Start of The input
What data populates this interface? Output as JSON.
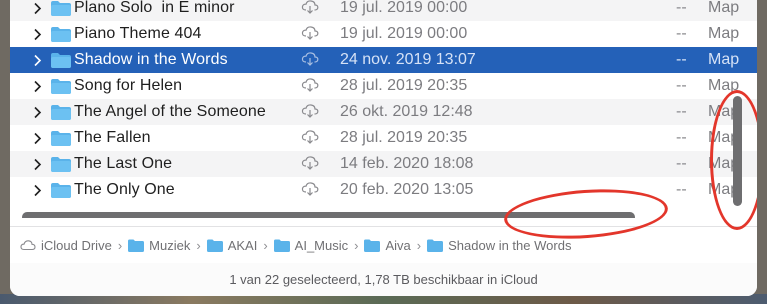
{
  "rows": [
    {
      "name": "Plano Solo  in E minor",
      "date": "19 jul. 2019 00:00",
      "size": "--",
      "kind": "Map",
      "selected": false
    },
    {
      "name": "Piano Theme 404",
      "date": "19 jul. 2019 00:00",
      "size": "--",
      "kind": "Map",
      "selected": false
    },
    {
      "name": "Shadow in the Words",
      "date": "24 nov. 2019 13:07",
      "size": "--",
      "kind": "Map",
      "selected": true
    },
    {
      "name": "Song for Helen",
      "date": "28 jul. 2019 20:35",
      "size": "--",
      "kind": "Map",
      "selected": false
    },
    {
      "name": "The Angel of the Someone",
      "date": "26 okt. 2019 12:48",
      "size": "--",
      "kind": "Map",
      "selected": false
    },
    {
      "name": "The Fallen",
      "date": "28 jul. 2019 20:35",
      "size": "--",
      "kind": "Map",
      "selected": false
    },
    {
      "name": "The Last One",
      "date": "14 feb. 2020 18:08",
      "size": "--",
      "kind": "Map",
      "selected": false
    },
    {
      "name": "The Only One",
      "date": "20 feb. 2020 13:05",
      "size": "--",
      "kind": "Map",
      "selected": false
    }
  ],
  "path": [
    "iCloud Drive",
    "Muziek",
    "AKAI",
    "AI_Music",
    "Aiva",
    "Shadow in the Words"
  ],
  "status": "1 van 22 geselecteerd, 1,78 TB beschikbaar in iCloud",
  "colors": {
    "selection": "#2461b8",
    "folder": "#5ab3ea",
    "annotation": "#e3362b"
  }
}
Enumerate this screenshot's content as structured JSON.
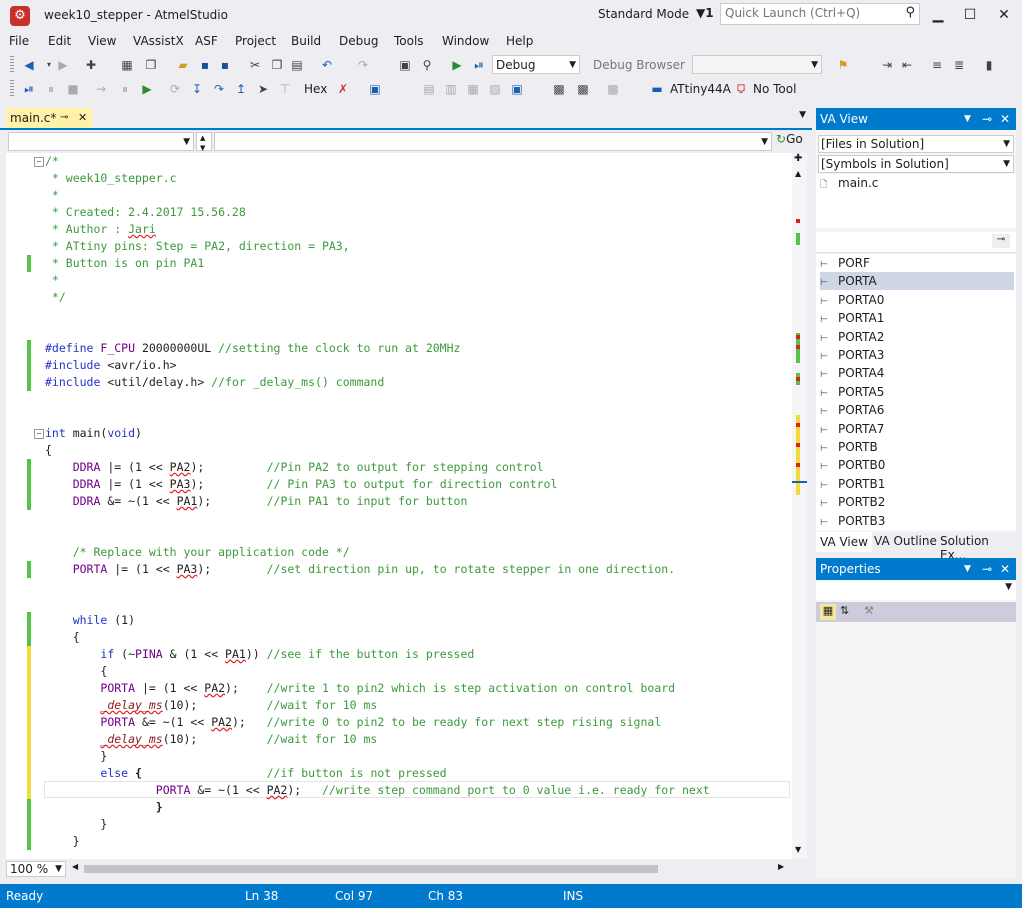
{
  "window": {
    "title": "week10_stepper - AtmelStudio",
    "mode": "Standard Mode",
    "notification_count": "1",
    "quick_launch_placeholder": "Quick Launch (Ctrl+Q)"
  },
  "menu": [
    "File",
    "Edit",
    "View",
    "VAssistX",
    "ASF",
    "Project",
    "Build",
    "Debug",
    "Tools",
    "Window",
    "Help"
  ],
  "toolbar": {
    "config": "Debug",
    "debug_browser": "Debug Browser",
    "hex": "Hex",
    "device": "ATtiny44A",
    "tool": "No Tool"
  },
  "editor": {
    "tab_label": "main.c*",
    "go_label": "Go",
    "zoom": "100 %",
    "lines": [
      {
        "t": "/*",
        "c": "cm"
      },
      {
        "t": " * week10_stepper.c",
        "c": "cm"
      },
      {
        "t": " *",
        "c": "cm"
      },
      {
        "t": " * Created: 2.4.2017 15.56.28",
        "c": "cm"
      },
      {
        "t": " * Author : Jari",
        "c": "cm"
      },
      {
        "t": " * ATtiny pins: Step = PA2, direction = PA3,",
        "c": "cm"
      },
      {
        "t": " * Button is on pin PA1",
        "c": "cm"
      },
      {
        "t": " *",
        "c": "cm"
      },
      {
        "t": " */",
        "c": "cm"
      },
      {
        "t": "",
        "c": ""
      },
      {
        "t": "",
        "c": ""
      },
      {
        "t": "#define F_CPU 20000000UL //setting the clock to run at 20MHz",
        "c": "def"
      },
      {
        "t": "#include <avr/io.h>",
        "c": "inc"
      },
      {
        "t": "#include <util/delay.h> //for _delay_ms() command",
        "c": "inc2"
      },
      {
        "t": "",
        "c": ""
      },
      {
        "t": "",
        "c": ""
      },
      {
        "t": "int main(void)",
        "c": "main"
      },
      {
        "t": "{",
        "c": ""
      },
      {
        "t": "    DDRA |= (1 << PA2);         //Pin PA2 to output for stepping control",
        "c": "d1"
      },
      {
        "t": "    DDRA |= (1 << PA3);         // Pin PA3 to output for direction control",
        "c": "d2"
      },
      {
        "t": "    DDRA &= ~(1 << PA1);        //Pin PA1 to input for button",
        "c": "d3"
      },
      {
        "t": "",
        "c": ""
      },
      {
        "t": "",
        "c": ""
      },
      {
        "t": "    /* Replace with your application code */",
        "c": "cm"
      },
      {
        "t": "    PORTA |= (1 << PA3);        //set direction pin up, to rotate stepper in one direction.",
        "c": "p1"
      },
      {
        "t": "",
        "c": ""
      },
      {
        "t": "",
        "c": ""
      },
      {
        "t": "    while (1)",
        "c": "while"
      },
      {
        "t": "    {",
        "c": ""
      },
      {
        "t": "        if (~PINA & (1 << PA1)) //see if the button is pressed",
        "c": "if"
      },
      {
        "t": "        {",
        "c": ""
      },
      {
        "t": "        PORTA |= (1 << PA2);    //write 1 to pin2 which is step activation on control board",
        "c": "p2"
      },
      {
        "t": "        _delay_ms(10);          //wait for 10 ms",
        "c": "dl1"
      },
      {
        "t": "        PORTA &= ~(1 << PA2);   //write 0 to pin2 to be ready for next step rising signal",
        "c": "p3"
      },
      {
        "t": "        _delay_ms(10);          //wait for 10 ms",
        "c": "dl2"
      },
      {
        "t": "        }",
        "c": ""
      },
      {
        "t": "        else {                  //if button is not pressed",
        "c": "else"
      },
      {
        "t": "                PORTA &= ~(1 << PA2);   //write step command port to 0 value i.e. ready for next",
        "c": "p4"
      },
      {
        "t": "                }",
        "c": "bold"
      },
      {
        "t": "        }",
        "c": ""
      },
      {
        "t": "    }",
        "c": ""
      }
    ]
  },
  "va_view": {
    "title": "VA View",
    "files_combo": "[Files in Solution]",
    "symbols_combo": "[Symbols in Solution]",
    "file": "main.c",
    "symbols": [
      "PORF",
      "PORTA",
      "PORTA0",
      "PORTA1",
      "PORTA2",
      "PORTA3",
      "PORTA4",
      "PORTA5",
      "PORTA6",
      "PORTA7",
      "PORTB",
      "PORTB0",
      "PORTB1",
      "PORTB2",
      "PORTB3"
    ],
    "tabs": [
      "VA View",
      "VA Outline",
      "Solution Ex..."
    ]
  },
  "properties": {
    "title": "Properties"
  },
  "status": {
    "ready": "Ready",
    "ln": "Ln 38",
    "col": "Col 97",
    "ch": "Ch 83",
    "ins": "INS"
  },
  "colors": {
    "accent": "#007acc",
    "comment": "#3c9a3c",
    "keyword": "#2233cc",
    "macro": "#6f008a"
  }
}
End of The input
Only a number is needed: how many lines of the material above contain "JSON"?

2